## EXERCISE GOAL
Below are records; transcribe only the line with "Parse this chart: output" and those after it, through the last line, without any change.

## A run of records
..........
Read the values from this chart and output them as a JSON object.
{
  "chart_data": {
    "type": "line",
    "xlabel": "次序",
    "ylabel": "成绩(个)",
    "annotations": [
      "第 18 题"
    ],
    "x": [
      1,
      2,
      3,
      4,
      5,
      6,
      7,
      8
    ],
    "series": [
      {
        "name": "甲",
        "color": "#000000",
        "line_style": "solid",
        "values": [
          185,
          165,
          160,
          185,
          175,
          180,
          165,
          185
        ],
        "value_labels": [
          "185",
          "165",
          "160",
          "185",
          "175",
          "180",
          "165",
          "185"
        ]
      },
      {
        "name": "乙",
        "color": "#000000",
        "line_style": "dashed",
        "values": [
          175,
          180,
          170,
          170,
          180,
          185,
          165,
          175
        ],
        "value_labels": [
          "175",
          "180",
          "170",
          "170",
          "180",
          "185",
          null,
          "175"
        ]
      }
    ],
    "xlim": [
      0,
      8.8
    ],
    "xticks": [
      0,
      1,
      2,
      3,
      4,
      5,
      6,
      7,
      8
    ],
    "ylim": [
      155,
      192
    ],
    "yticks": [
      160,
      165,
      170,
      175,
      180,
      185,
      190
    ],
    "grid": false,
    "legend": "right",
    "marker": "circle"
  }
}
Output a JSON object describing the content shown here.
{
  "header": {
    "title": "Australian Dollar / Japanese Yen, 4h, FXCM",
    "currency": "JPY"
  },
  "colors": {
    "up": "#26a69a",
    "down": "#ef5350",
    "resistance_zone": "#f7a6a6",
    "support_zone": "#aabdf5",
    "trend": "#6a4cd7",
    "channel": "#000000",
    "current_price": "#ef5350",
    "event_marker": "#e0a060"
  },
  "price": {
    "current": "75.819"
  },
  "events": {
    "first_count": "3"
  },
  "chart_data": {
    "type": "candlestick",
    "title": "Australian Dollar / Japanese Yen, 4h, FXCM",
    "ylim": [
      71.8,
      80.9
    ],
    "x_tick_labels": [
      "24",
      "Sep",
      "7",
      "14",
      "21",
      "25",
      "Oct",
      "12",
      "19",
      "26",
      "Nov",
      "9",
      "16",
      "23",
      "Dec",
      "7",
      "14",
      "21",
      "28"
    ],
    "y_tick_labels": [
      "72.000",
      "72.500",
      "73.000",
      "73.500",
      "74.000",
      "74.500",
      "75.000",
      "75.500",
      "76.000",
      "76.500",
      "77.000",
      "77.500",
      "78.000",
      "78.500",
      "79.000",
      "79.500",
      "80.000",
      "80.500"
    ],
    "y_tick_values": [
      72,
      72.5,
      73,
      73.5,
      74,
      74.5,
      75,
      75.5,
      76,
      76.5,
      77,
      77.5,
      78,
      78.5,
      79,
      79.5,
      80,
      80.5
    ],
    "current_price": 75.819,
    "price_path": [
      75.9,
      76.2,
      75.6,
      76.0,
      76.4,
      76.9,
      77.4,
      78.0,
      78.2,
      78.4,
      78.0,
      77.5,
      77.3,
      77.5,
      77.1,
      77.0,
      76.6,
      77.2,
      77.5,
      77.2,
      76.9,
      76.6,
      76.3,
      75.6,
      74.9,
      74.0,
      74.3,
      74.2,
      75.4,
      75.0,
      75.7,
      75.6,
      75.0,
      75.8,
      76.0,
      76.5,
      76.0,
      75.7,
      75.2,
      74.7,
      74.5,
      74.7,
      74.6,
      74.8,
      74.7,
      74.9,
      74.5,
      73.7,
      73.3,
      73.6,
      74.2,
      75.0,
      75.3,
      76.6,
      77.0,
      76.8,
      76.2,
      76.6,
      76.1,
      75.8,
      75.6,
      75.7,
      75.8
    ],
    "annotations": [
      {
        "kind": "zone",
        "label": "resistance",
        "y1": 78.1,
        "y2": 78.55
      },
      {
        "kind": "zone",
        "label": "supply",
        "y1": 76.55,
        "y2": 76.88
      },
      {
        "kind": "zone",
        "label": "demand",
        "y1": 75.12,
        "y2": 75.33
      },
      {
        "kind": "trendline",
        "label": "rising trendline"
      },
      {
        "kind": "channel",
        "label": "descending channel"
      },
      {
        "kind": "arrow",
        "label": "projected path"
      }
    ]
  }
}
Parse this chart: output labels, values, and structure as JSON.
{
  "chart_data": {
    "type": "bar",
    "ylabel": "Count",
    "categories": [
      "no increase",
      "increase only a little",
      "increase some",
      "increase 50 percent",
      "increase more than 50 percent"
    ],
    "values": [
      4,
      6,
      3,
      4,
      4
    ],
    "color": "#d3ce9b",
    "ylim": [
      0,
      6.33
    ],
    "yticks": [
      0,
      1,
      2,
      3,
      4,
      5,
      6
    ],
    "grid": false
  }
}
..........
## RESPONSE TO THE EXERCISE
Parse this chart: output labels, values, and structure as JSON.
{
  "chart_data": {
    "type": "bar",
    "ylabel": "Count",
    "categories": [
      "no increase",
      "increase only a little",
      "increase some",
      "increase 50 percent",
      "increase more than 50 percent"
    ],
    "values": [
      4,
      6,
      3,
      4,
      4
    ],
    "color": "#d3ce9b",
    "ylim": [
      0,
      6.33
    ],
    "yticks": [
      0,
      1,
      2,
      3,
      4,
      5,
      6
    ],
    "grid": false
  }
}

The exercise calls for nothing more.